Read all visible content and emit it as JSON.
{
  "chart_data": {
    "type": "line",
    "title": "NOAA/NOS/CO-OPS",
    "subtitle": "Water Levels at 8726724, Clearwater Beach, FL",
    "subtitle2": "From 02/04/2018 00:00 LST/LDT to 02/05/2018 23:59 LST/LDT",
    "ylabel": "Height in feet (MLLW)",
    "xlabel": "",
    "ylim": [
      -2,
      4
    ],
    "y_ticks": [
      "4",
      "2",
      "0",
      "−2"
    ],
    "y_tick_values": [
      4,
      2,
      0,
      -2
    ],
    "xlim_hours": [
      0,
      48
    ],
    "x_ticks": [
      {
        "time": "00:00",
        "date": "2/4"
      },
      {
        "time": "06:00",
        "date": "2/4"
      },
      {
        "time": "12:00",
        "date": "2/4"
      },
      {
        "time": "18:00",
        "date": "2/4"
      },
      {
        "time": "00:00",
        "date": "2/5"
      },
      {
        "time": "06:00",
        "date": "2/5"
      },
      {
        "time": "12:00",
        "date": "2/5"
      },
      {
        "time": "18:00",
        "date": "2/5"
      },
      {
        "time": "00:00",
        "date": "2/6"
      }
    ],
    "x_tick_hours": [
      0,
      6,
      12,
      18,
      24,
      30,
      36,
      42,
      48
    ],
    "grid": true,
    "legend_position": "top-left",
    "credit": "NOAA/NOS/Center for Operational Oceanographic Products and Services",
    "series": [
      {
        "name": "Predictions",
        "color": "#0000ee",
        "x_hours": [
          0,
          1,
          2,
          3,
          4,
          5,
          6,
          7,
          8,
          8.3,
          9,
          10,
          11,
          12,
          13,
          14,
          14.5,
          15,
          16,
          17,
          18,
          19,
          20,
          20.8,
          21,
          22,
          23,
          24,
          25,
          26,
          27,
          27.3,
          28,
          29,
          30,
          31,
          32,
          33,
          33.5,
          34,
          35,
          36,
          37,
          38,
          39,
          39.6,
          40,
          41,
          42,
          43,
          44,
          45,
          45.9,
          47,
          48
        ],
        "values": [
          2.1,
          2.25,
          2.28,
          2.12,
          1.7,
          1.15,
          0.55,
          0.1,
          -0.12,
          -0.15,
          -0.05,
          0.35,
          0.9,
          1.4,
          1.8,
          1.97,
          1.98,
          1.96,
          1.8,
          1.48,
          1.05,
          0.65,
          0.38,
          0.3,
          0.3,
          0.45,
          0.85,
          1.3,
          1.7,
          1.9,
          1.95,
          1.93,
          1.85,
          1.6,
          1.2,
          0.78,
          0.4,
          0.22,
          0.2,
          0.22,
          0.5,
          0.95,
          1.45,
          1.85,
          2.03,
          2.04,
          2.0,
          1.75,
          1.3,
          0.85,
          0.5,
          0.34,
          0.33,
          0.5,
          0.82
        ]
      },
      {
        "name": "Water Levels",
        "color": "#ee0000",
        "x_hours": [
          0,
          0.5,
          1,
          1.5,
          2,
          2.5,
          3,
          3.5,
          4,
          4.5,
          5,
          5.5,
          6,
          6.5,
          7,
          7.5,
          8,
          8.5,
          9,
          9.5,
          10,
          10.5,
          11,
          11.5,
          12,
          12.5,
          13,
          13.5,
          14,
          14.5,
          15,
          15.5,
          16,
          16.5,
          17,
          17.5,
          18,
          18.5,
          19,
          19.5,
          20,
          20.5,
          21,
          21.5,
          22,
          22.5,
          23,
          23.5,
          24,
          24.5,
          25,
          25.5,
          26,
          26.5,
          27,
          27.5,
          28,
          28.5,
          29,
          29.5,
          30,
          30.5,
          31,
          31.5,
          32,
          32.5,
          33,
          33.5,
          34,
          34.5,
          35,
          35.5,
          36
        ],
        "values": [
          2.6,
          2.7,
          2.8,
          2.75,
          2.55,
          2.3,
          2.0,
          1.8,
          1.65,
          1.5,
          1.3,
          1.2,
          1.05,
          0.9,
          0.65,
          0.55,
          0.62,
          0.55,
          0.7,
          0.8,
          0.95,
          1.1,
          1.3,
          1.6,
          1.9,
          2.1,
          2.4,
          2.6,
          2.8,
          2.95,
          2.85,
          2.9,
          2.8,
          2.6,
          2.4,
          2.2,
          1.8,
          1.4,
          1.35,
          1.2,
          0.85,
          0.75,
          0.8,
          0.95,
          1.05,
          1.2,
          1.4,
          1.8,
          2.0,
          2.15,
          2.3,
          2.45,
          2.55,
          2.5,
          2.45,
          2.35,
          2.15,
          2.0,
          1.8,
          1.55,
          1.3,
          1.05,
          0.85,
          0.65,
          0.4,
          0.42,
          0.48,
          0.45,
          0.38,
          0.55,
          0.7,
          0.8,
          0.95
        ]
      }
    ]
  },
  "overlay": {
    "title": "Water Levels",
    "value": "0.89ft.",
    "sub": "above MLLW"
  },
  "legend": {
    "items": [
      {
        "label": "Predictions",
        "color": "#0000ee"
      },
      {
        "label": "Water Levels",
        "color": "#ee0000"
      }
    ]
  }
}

———

== Requirement ==
Locate the word "NOAA" in the data above. Copy every line carrying it.

== Result of this task ==
    "title": "NOAA/NOS/CO-OPS",
    "credit": "NOAA/NOS/Center for Operational Oceanographic Products and Services",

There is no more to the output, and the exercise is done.